# [Source records]
☆ ☆ ☆
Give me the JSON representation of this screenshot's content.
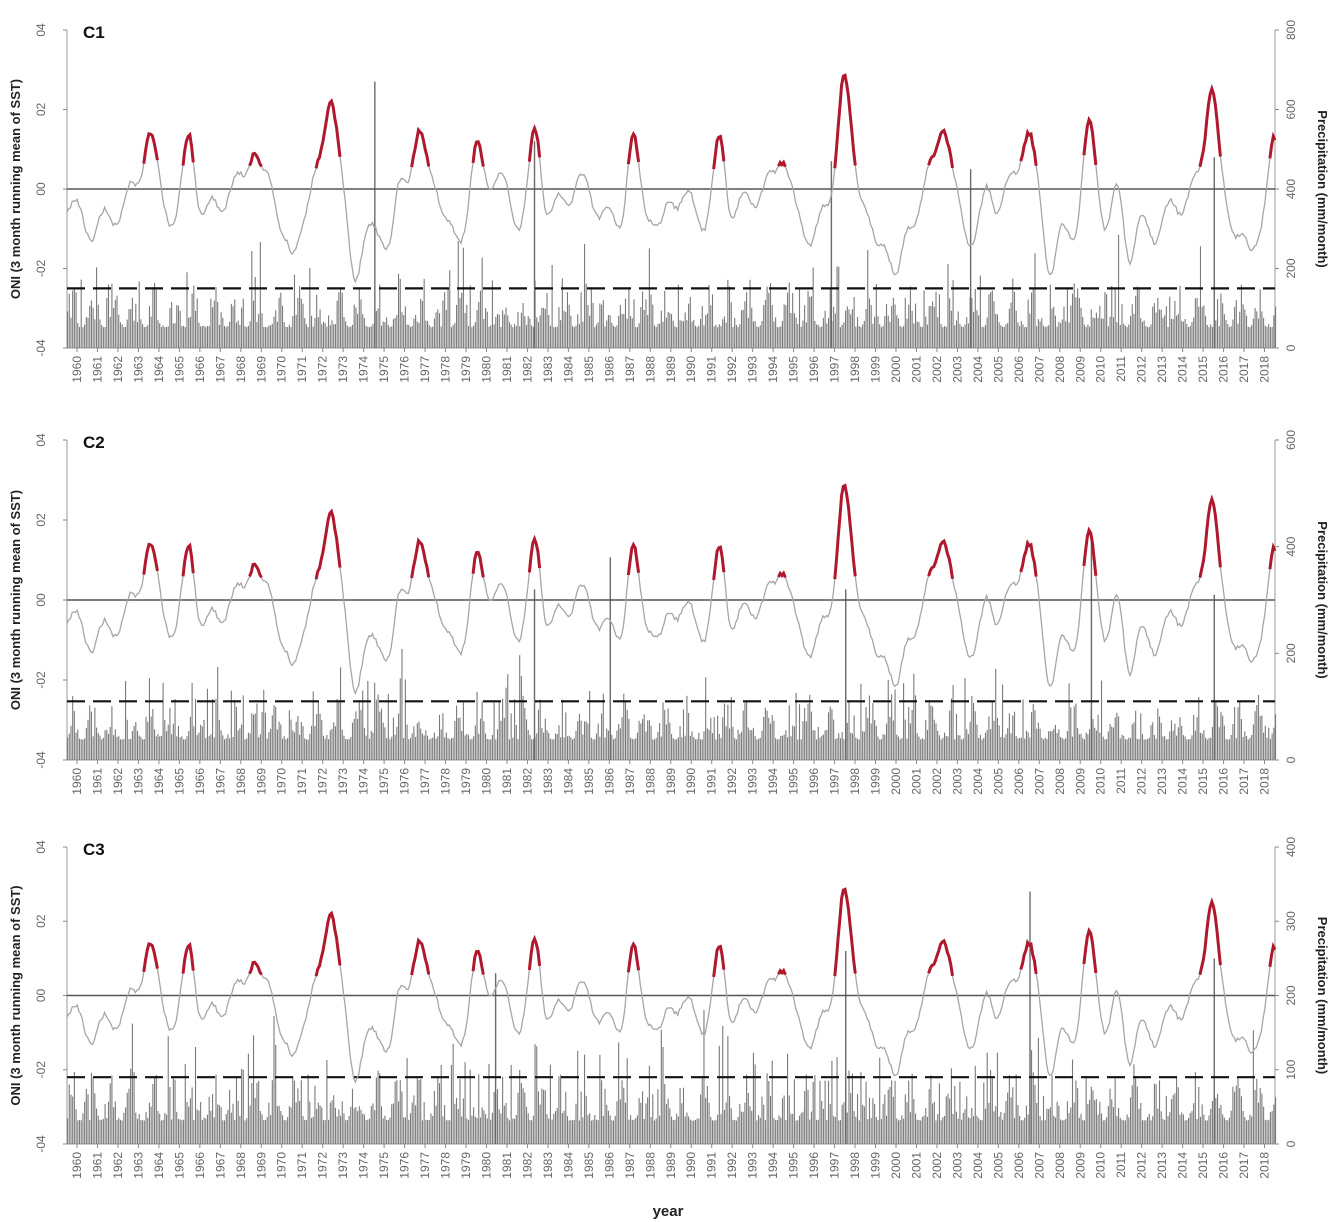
{
  "figure": {
    "xlabel": "year",
    "left_axis_label": "ONI (3 month running mean of SST)",
    "right_axis_label": "Precipitation (mm/month)",
    "year_ticks": [
      "1960",
      "1961",
      "1962",
      "1963",
      "1964",
      "1965",
      "1966",
      "1967",
      "1968",
      "1969",
      "1970",
      "1971",
      "1972",
      "1973",
      "1974",
      "1975",
      "1976",
      "1977",
      "1978",
      "1979",
      "1980",
      "1981",
      "1982",
      "1983",
      "1984",
      "1985",
      "1986",
      "1987",
      "1988",
      "1989",
      "1990",
      "1991",
      "1992",
      "1993",
      "1994",
      "1995",
      "1996",
      "1997",
      "1998",
      "1999",
      "2000",
      "2001",
      "2002",
      "2003",
      "2004",
      "2005",
      "2006",
      "2007",
      "2008",
      "2009",
      "2010",
      "2011",
      "2012",
      "2013",
      "2014",
      "2015",
      "2016",
      "2017",
      "2018"
    ],
    "left_ticks": [
      "04",
      "02",
      "00",
      "-02",
      "-04"
    ],
    "colors": {
      "oni_line": "#a6a6a6",
      "el_nino_highlight": "#b0182e",
      "precip_bars": "#7a7a7a",
      "zero_line": "#555555",
      "threshold_line": "#111111"
    }
  },
  "chart_data": [
    {
      "type": "bar",
      "panel": "C1",
      "x_range": [
        1960,
        2019
      ],
      "oni_ylim": [
        -0.4,
        0.4
      ],
      "precip_ylim": [
        0,
        800
      ],
      "right_ticks": [
        "800",
        "600",
        "400",
        "200",
        "0"
      ],
      "threshold_precip": 150,
      "oni_peaks": [
        [
          1964.0,
          0.12
        ],
        [
          1966.0,
          0.18
        ],
        [
          1969.1,
          0.1
        ],
        [
          1970.0,
          0.08
        ],
        [
          1972.9,
          0.2
        ],
        [
          1977.2,
          0.08
        ],
        [
          1978.0,
          0.08
        ],
        [
          1980.0,
          0.06
        ],
        [
          1982.9,
          0.22
        ],
        [
          1987.6,
          0.16
        ],
        [
          1991.9,
          0.16
        ],
        [
          1995.0,
          0.1
        ],
        [
          1997.9,
          0.23
        ],
        [
          2002.8,
          0.12
        ],
        [
          2005.0,
          0.07
        ],
        [
          2006.9,
          0.09
        ],
        [
          2009.9,
          0.13
        ],
        [
          2015.9,
          0.26
        ],
        [
          2018.9,
          0.09
        ]
      ],
      "precip_spikes": [
        [
          1975.0,
          670
        ],
        [
          1982.8,
          520
        ],
        [
          1997.3,
          470
        ],
        [
          2004.1,
          450
        ],
        [
          2016.0,
          480
        ]
      ]
    },
    {
      "type": "bar",
      "panel": "C2",
      "x_range": [
        1960,
        2019
      ],
      "oni_ylim": [
        -0.4,
        0.4
      ],
      "precip_ylim": [
        0,
        600
      ],
      "right_ticks": [
        "600",
        "400",
        "200",
        "0"
      ],
      "threshold_precip": 110,
      "oni_peaks": [
        [
          1964.0,
          0.12
        ],
        [
          1966.0,
          0.18
        ],
        [
          1969.1,
          0.1
        ],
        [
          1970.0,
          0.08
        ],
        [
          1972.9,
          0.2
        ],
        [
          1977.2,
          0.08
        ],
        [
          1978.0,
          0.08
        ],
        [
          1980.0,
          0.06
        ],
        [
          1982.9,
          0.22
        ],
        [
          1987.6,
          0.16
        ],
        [
          1991.9,
          0.16
        ],
        [
          1995.0,
          0.1
        ],
        [
          1997.9,
          0.23
        ],
        [
          2002.8,
          0.12
        ],
        [
          2005.0,
          0.07
        ],
        [
          2006.9,
          0.09
        ],
        [
          2009.9,
          0.13
        ],
        [
          2015.9,
          0.26
        ],
        [
          2018.9,
          0.09
        ]
      ],
      "precip_spikes": [
        [
          1986.5,
          380
        ],
        [
          1982.8,
          320
        ],
        [
          1998.0,
          320
        ],
        [
          2010.0,
          420
        ],
        [
          2016.0,
          310
        ]
      ]
    },
    {
      "type": "bar",
      "panel": "C3",
      "x_range": [
        1960,
        2019
      ],
      "oni_ylim": [
        -0.4,
        0.4
      ],
      "precip_ylim": [
        0,
        400
      ],
      "right_ticks": [
        "400",
        "300",
        "200",
        "100",
        "0"
      ],
      "threshold_precip": 90,
      "oni_peaks": [
        [
          1964.0,
          0.12
        ],
        [
          1966.0,
          0.18
        ],
        [
          1969.1,
          0.1
        ],
        [
          1970.0,
          0.08
        ],
        [
          1972.9,
          0.2
        ],
        [
          1977.2,
          0.08
        ],
        [
          1978.0,
          0.08
        ],
        [
          1980.0,
          0.06
        ],
        [
          1982.9,
          0.22
        ],
        [
          1987.6,
          0.16
        ],
        [
          1991.9,
          0.16
        ],
        [
          1995.0,
          0.1
        ],
        [
          1997.9,
          0.23
        ],
        [
          2002.8,
          0.12
        ],
        [
          2005.0,
          0.07
        ],
        [
          2006.9,
          0.09
        ],
        [
          2009.9,
          0.13
        ],
        [
          2015.9,
          0.26
        ],
        [
          2018.9,
          0.09
        ]
      ],
      "precip_spikes": [
        [
          2007.0,
          340
        ],
        [
          1980.9,
          230
        ],
        [
          1998.0,
          260
        ],
        [
          2016.0,
          250
        ]
      ]
    }
  ]
}
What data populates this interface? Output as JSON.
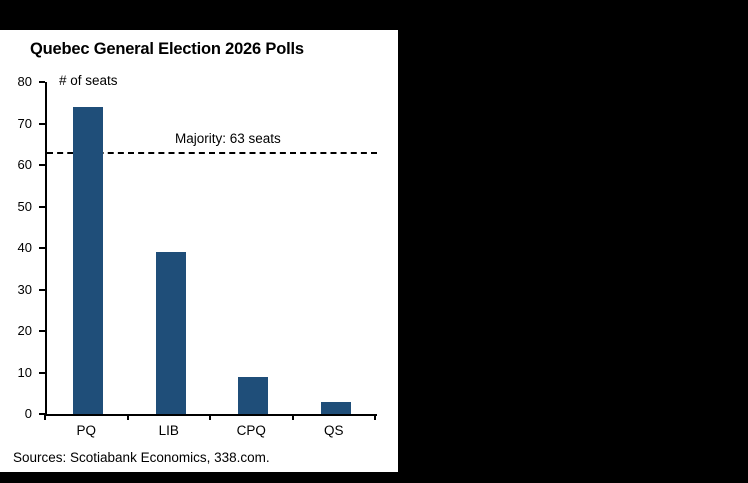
{
  "frame": {
    "background_color": "#000000",
    "panel_color": "#ffffff"
  },
  "chart_data": {
    "type": "bar",
    "title": "Quebec General Election 2026 Polls",
    "unit_label": "# of seats",
    "categories": [
      "PQ",
      "LIB",
      "CPQ",
      "QS"
    ],
    "values": [
      74,
      39,
      9,
      3
    ],
    "ylim": [
      0,
      80
    ],
    "y_ticks": [
      0,
      10,
      20,
      30,
      40,
      50,
      60,
      70,
      80
    ],
    "reference_line": {
      "value": 63,
      "label": "Majority: 63 seats",
      "style": "dashed"
    },
    "bar_color": "#1f4e79",
    "xlabel": "",
    "ylabel": "",
    "legend": "none",
    "grid": "off"
  },
  "footer": {
    "sources": "Sources: Scotiabank Economics, 338.com."
  }
}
☆ ☆ ☆
# [Written request]
Starting at the line that contains "What data populates", extract each line through the last line of the material exactly as written, and include no pictures.

# [Answer for the task]
What data populates this interface? Output as JSON.
{
  "frame": {
    "background_color": "#000000",
    "panel_color": "#ffffff"
  },
  "chart_data": {
    "type": "bar",
    "title": "Quebec General Election 2026 Polls",
    "unit_label": "# of seats",
    "categories": [
      "PQ",
      "LIB",
      "CPQ",
      "QS"
    ],
    "values": [
      74,
      39,
      9,
      3
    ],
    "ylim": [
      0,
      80
    ],
    "y_ticks": [
      0,
      10,
      20,
      30,
      40,
      50,
      60,
      70,
      80
    ],
    "reference_line": {
      "value": 63,
      "label": "Majority: 63 seats",
      "style": "dashed"
    },
    "bar_color": "#1f4e79",
    "xlabel": "",
    "ylabel": "",
    "legend": "none",
    "grid": "off"
  },
  "footer": {
    "sources": "Sources: Scotiabank Economics, 338.com."
  }
}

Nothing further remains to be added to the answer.